I LOVE Wicked!!! I've seen it three different times in three different cities  Enjoy your trip!


----------



## sam (Dec 31, 2008)

There's also a great tea shop in Chinatown that you can buy loose tea leaves.  Some of the best tea I ever bought was from there.  I don't remember the name but I don't think they would be to hard to find if you asked.  Have a great trip!

Sam


----------



## KBoards Admin (Nov 27, 2007)

We had a great first day in NYC.

We took a long time getting here, with weather delays, so we were very happy to have our Kindles. Here's Mama, and Hannah, reading two different versions of "Number the Stars", while we waited in SeaTac airport.










Eating breakfast, and lunch, at SeaTac airport:










Boarding the "F" train










Hannah snaps a pic of Teddy R in front of the Natural History Museum










We're staying in a Brooklyn brownstone in Park Slope.










This sunny morning, we're off to eat Dim Sum, then we'll see Wicked this afternoon. Then more time with our relatives and new baby nephew here.


----------



## drenee (Nov 11, 2008)

Thank you so much for sharing, Harvey.  Can't wait to hear your review of Wicked.
deb


----------



## Leslie (Apr 7, 2008)

Harvey said:


> We had a great first day in NYC.

———

Stated goal 1:
Reproduce the part of the New York trip thread starting with "I LOVE Wicked!!!" and going on through "a great trip!".
Stated goal 2:
List every poster name that appears in a post header of the New York trip thread.

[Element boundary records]
———

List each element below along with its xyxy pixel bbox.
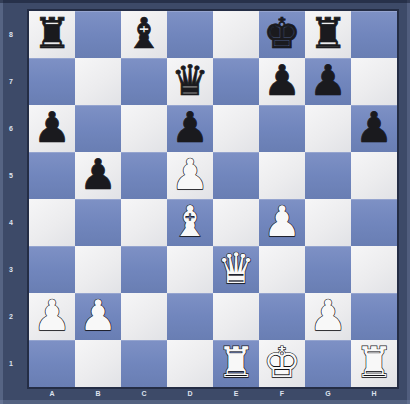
square-h1[interactable]: ♜: [351, 340, 397, 387]
rank-label-6: 6: [0, 105, 22, 152]
file-label-f: F: [259, 387, 305, 404]
rank-label-8: 8: [0, 11, 22, 58]
white-pawn[interactable]: ♟: [33, 295, 71, 337]
square-f1[interactable]: ♚: [259, 340, 305, 387]
square-b7[interactable]: [75, 58, 121, 105]
square-b8[interactable]: [75, 11, 121, 58]
square-f3[interactable]: [259, 246, 305, 293]
square-f2[interactable]: [259, 293, 305, 340]
rank-labels: 87654321: [0, 11, 29, 387]
file-label-g: G: [305, 387, 351, 404]
square-c7[interactable]: [121, 58, 167, 105]
file-label-b: B: [75, 387, 121, 404]
white-pawn[interactable]: ♟: [79, 295, 117, 337]
square-b4[interactable]: [75, 199, 121, 246]
square-h5[interactable]: [351, 152, 397, 199]
square-e5[interactable]: [213, 152, 259, 199]
black-pawn[interactable]: ♟: [79, 154, 117, 196]
rank-label-2: 2: [0, 293, 22, 340]
square-b3[interactable]: [75, 246, 121, 293]
square-a1[interactable]: [29, 340, 75, 387]
square-h8[interactable]: [351, 11, 397, 58]
square-d4[interactable]: ♝: [167, 199, 213, 246]
square-g2[interactable]: ♟: [305, 293, 351, 340]
square-a2[interactable]: ♟: [29, 293, 75, 340]
file-label-h: H: [351, 387, 397, 404]
square-d1[interactable]: [167, 340, 213, 387]
square-a8[interactable]: ♜: [29, 11, 75, 58]
file-label-d: D: [167, 387, 213, 404]
chess-board-frame: 87654321 ABCDEFGH ♜♝♚♜♛♟♟♟♟♟♟♟♝♟♛♟♟♟♜♚♜: [0, 0, 410, 404]
square-h7[interactable]: [351, 58, 397, 105]
square-h4[interactable]: [351, 199, 397, 246]
square-e3[interactable]: ♛: [213, 246, 259, 293]
square-d3[interactable]: [167, 246, 213, 293]
white-queen[interactable]: ♛: [217, 248, 255, 290]
square-a5[interactable]: [29, 152, 75, 199]
square-a6[interactable]: ♟: [29, 105, 75, 152]
square-h3[interactable]: [351, 246, 397, 293]
square-d6[interactable]: ♟: [167, 105, 213, 152]
file-label-e: E: [213, 387, 259, 404]
square-b6[interactable]: [75, 105, 121, 152]
square-b5[interactable]: ♟: [75, 152, 121, 199]
rank-label-5: 5: [0, 152, 22, 199]
square-f8[interactable]: ♚: [259, 11, 305, 58]
square-g6[interactable]: [305, 105, 351, 152]
square-g8[interactable]: ♜: [305, 11, 351, 58]
square-d7[interactable]: ♛: [167, 58, 213, 105]
square-d8[interactable]: [167, 11, 213, 58]
square-g4[interactable]: [305, 199, 351, 246]
white-rook[interactable]: ♜: [217, 342, 255, 384]
square-g5[interactable]: [305, 152, 351, 199]
white-pawn[interactable]: ♟: [309, 295, 347, 337]
square-e1[interactable]: ♜: [213, 340, 259, 387]
black-pawn[interactable]: ♟: [355, 107, 393, 149]
black-rook[interactable]: ♜: [33, 13, 71, 55]
square-a7[interactable]: [29, 58, 75, 105]
rank-label-1: 1: [0, 340, 22, 387]
square-h6[interactable]: ♟: [351, 105, 397, 152]
white-king[interactable]: ♚: [263, 342, 301, 384]
black-pawn[interactable]: ♟: [171, 107, 209, 149]
black-queen[interactable]: ♛: [171, 60, 209, 102]
black-pawn[interactable]: ♟: [309, 60, 347, 102]
white-pawn[interactable]: ♟: [263, 201, 301, 243]
square-g1[interactable]: [305, 340, 351, 387]
square-g3[interactable]: [305, 246, 351, 293]
file-label-a: A: [29, 387, 75, 404]
square-e6[interactable]: [213, 105, 259, 152]
white-pawn[interactable]: ♟: [171, 154, 209, 196]
black-bishop[interactable]: ♝: [125, 13, 163, 55]
square-e7[interactable]: [213, 58, 259, 105]
black-king[interactable]: ♚: [263, 13, 301, 55]
black-pawn[interactable]: ♟: [263, 60, 301, 102]
square-a3[interactable]: [29, 246, 75, 293]
square-c3[interactable]: [121, 246, 167, 293]
rank-label-4: 4: [0, 199, 22, 246]
square-e4[interactable]: [213, 199, 259, 246]
square-c6[interactable]: [121, 105, 167, 152]
black-pawn[interactable]: ♟: [33, 107, 71, 149]
square-b2[interactable]: ♟: [75, 293, 121, 340]
square-c2[interactable]: [121, 293, 167, 340]
square-b1[interactable]: [75, 340, 121, 387]
square-d5[interactable]: ♟: [167, 152, 213, 199]
square-d2[interactable]: [167, 293, 213, 340]
square-f6[interactable]: [259, 105, 305, 152]
square-c1[interactable]: [121, 340, 167, 387]
square-f7[interactable]: ♟: [259, 58, 305, 105]
chess-board: ♜♝♚♜♛♟♟♟♟♟♟♟♝♟♛♟♟♟♜♚♜: [29, 11, 397, 387]
square-f4[interactable]: ♟: [259, 199, 305, 246]
rank-label-7: 7: [0, 58, 22, 105]
square-e2[interactable]: [213, 293, 259, 340]
square-c4[interactable]: [121, 199, 167, 246]
square-f5[interactable]: [259, 152, 305, 199]
square-c8[interactable]: ♝: [121, 11, 167, 58]
square-g7[interactable]: ♟: [305, 58, 351, 105]
file-label-c: C: [121, 387, 167, 404]
square-c5[interactable]: [121, 152, 167, 199]
white-bishop[interactable]: ♝: [171, 201, 209, 243]
square-a4[interactable]: [29, 199, 75, 246]
file-labels: ABCDEFGH: [29, 387, 397, 404]
rank-label-3: 3: [0, 246, 22, 293]
black-rook[interactable]: ♜: [309, 13, 347, 55]
square-h2[interactable]: [351, 293, 397, 340]
square-e8[interactable]: [213, 11, 259, 58]
white-rook[interactable]: ♜: [355, 342, 393, 384]
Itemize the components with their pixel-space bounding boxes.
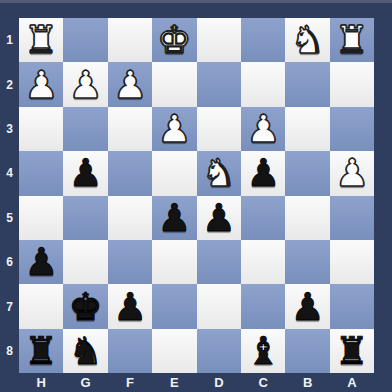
square-f2[interactable]: ♟ xyxy=(108,62,152,106)
white-rook[interactable]: ♜ xyxy=(19,18,63,62)
square-a6[interactable] xyxy=(330,240,374,284)
square-d6[interactable] xyxy=(197,240,241,284)
rank-label-1: 1 xyxy=(0,18,19,62)
square-g4[interactable]: ♟ xyxy=(63,151,107,195)
file-labels: HGFEDCBA xyxy=(19,373,374,392)
square-g5[interactable] xyxy=(63,196,107,240)
square-g1[interactable] xyxy=(63,18,107,62)
square-f7[interactable]: ♟ xyxy=(108,284,152,328)
square-e4[interactable] xyxy=(152,151,196,195)
square-b6[interactable] xyxy=(285,240,329,284)
rank-labels: 12345678 xyxy=(0,18,19,373)
black-pawn[interactable]: ♟ xyxy=(285,284,329,328)
black-pawn[interactable]: ♟ xyxy=(63,151,107,195)
square-d7[interactable] xyxy=(197,284,241,328)
file-label-c: C xyxy=(241,373,285,392)
rank-label-7: 7 xyxy=(0,284,19,328)
square-c1[interactable] xyxy=(241,18,285,62)
rank-label-2: 2 xyxy=(0,62,19,106)
square-d4[interactable]: ♞ xyxy=(197,151,241,195)
file-label-g: G xyxy=(63,373,107,392)
square-b1[interactable]: ♞ xyxy=(285,18,329,62)
file-label-d: D xyxy=(197,373,241,392)
rank-label-4: 4 xyxy=(0,151,19,195)
square-e7[interactable] xyxy=(152,284,196,328)
square-d3[interactable] xyxy=(197,107,241,151)
square-c4[interactable]: ♟ xyxy=(241,151,285,195)
square-f4[interactable] xyxy=(108,151,152,195)
white-knight[interactable]: ♞ xyxy=(285,18,329,62)
file-label-f: F xyxy=(108,373,152,392)
square-a4[interactable]: ♟ xyxy=(330,151,374,195)
square-f8[interactable] xyxy=(108,329,152,373)
rank-label-6: 6 xyxy=(0,240,19,284)
file-label-e: E xyxy=(152,373,196,392)
white-pawn[interactable]: ♟ xyxy=(108,62,152,106)
square-b8[interactable] xyxy=(285,329,329,373)
square-e8[interactable] xyxy=(152,329,196,373)
square-a7[interactable] xyxy=(330,284,374,328)
white-pawn[interactable]: ♟ xyxy=(63,62,107,106)
square-a5[interactable] xyxy=(330,196,374,240)
square-b2[interactable] xyxy=(285,62,329,106)
square-e2[interactable] xyxy=(152,62,196,106)
square-a2[interactable] xyxy=(330,62,374,106)
white-pawn[interactable]: ♟ xyxy=(19,62,63,106)
square-c8[interactable]: ♝ xyxy=(241,329,285,373)
square-c6[interactable] xyxy=(241,240,285,284)
square-e1[interactable]: ♚ xyxy=(152,18,196,62)
square-g2[interactable]: ♟ xyxy=(63,62,107,106)
black-pawn[interactable]: ♟ xyxy=(241,151,285,195)
square-b5[interactable] xyxy=(285,196,329,240)
square-f6[interactable] xyxy=(108,240,152,284)
square-c3[interactable]: ♟ xyxy=(241,107,285,151)
black-pawn[interactable]: ♟ xyxy=(197,196,241,240)
white-pawn[interactable]: ♟ xyxy=(241,107,285,151)
square-d8[interactable] xyxy=(197,329,241,373)
square-d2[interactable] xyxy=(197,62,241,106)
rank-label-3: 3 xyxy=(0,107,19,151)
square-f1[interactable] xyxy=(108,18,152,62)
square-h6[interactable]: ♟ xyxy=(19,240,63,284)
square-c7[interactable] xyxy=(241,284,285,328)
chess-board: ♜♚♞♜♟♟♟♟♟♟♞♟♟♟♟♟♚♟♟♜♞♝♜ xyxy=(19,18,374,373)
rank-label-5: 5 xyxy=(0,196,19,240)
black-pawn[interactable]: ♟ xyxy=(108,284,152,328)
square-h4[interactable] xyxy=(19,151,63,195)
square-h8[interactable]: ♜ xyxy=(19,329,63,373)
square-e6[interactable] xyxy=(152,240,196,284)
square-b3[interactable] xyxy=(285,107,329,151)
file-label-b: B xyxy=(285,373,329,392)
square-g6[interactable] xyxy=(63,240,107,284)
square-a1[interactable]: ♜ xyxy=(330,18,374,62)
black-rook[interactable]: ♜ xyxy=(19,329,63,373)
square-c2[interactable] xyxy=(241,62,285,106)
white-pawn[interactable]: ♟ xyxy=(152,107,196,151)
rank-label-8: 8 xyxy=(0,329,19,373)
square-c5[interactable] xyxy=(241,196,285,240)
black-king[interactable]: ♚ xyxy=(63,284,107,328)
chess-diagram: 12345678 ♜♚♞♜♟♟♟♟♟♟♞♟♟♟♟♟♚♟♟♜♞♝♜ HGFEDCB… xyxy=(0,0,392,392)
black-rook[interactable]: ♜ xyxy=(330,329,374,373)
square-g7[interactable]: ♚ xyxy=(63,284,107,328)
black-pawn[interactable]: ♟ xyxy=(19,240,63,284)
file-label-a: A xyxy=(330,373,374,392)
square-d5[interactable]: ♟ xyxy=(197,196,241,240)
black-knight[interactable]: ♞ xyxy=(63,329,107,373)
square-h7[interactable] xyxy=(19,284,63,328)
square-e3[interactable]: ♟ xyxy=(152,107,196,151)
black-pawn[interactable]: ♟ xyxy=(152,196,196,240)
square-b7[interactable]: ♟ xyxy=(285,284,329,328)
square-h1[interactable]: ♜ xyxy=(19,18,63,62)
square-f3[interactable] xyxy=(108,107,152,151)
square-d1[interactable] xyxy=(197,18,241,62)
square-h2[interactable]: ♟ xyxy=(19,62,63,106)
square-f5[interactable] xyxy=(108,196,152,240)
square-a8[interactable]: ♜ xyxy=(330,329,374,373)
white-knight[interactable]: ♞ xyxy=(197,151,241,195)
square-h3[interactable] xyxy=(19,107,63,151)
square-a3[interactable] xyxy=(330,107,374,151)
square-h5[interactable] xyxy=(19,196,63,240)
square-b4[interactable] xyxy=(285,151,329,195)
square-g8[interactable]: ♞ xyxy=(63,329,107,373)
white-rook[interactable]: ♜ xyxy=(330,18,374,62)
white-pawn[interactable]: ♟ xyxy=(330,151,374,195)
file-label-h: H xyxy=(19,373,63,392)
square-e5[interactable]: ♟ xyxy=(152,196,196,240)
white-king[interactable]: ♚ xyxy=(152,18,196,62)
square-g3[interactable] xyxy=(63,107,107,151)
black-bishop[interactable]: ♝ xyxy=(241,329,285,373)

———

Expected output 1:
I LOVE Wicked!!! I've seen it three different times in three different cities  Enjoy your trip!


----------



## sam (Dec 31, 2008)

There's also a great tea shop in Chinatown that you can buy loose tea leaves.  Some of the best tea I ever bought was from there.  I don't remember the name but I don't think they would be to hard to find if you asked.  Have a great trip!

Expected output 2:
sam
KBoards Admin
drenee
Leslie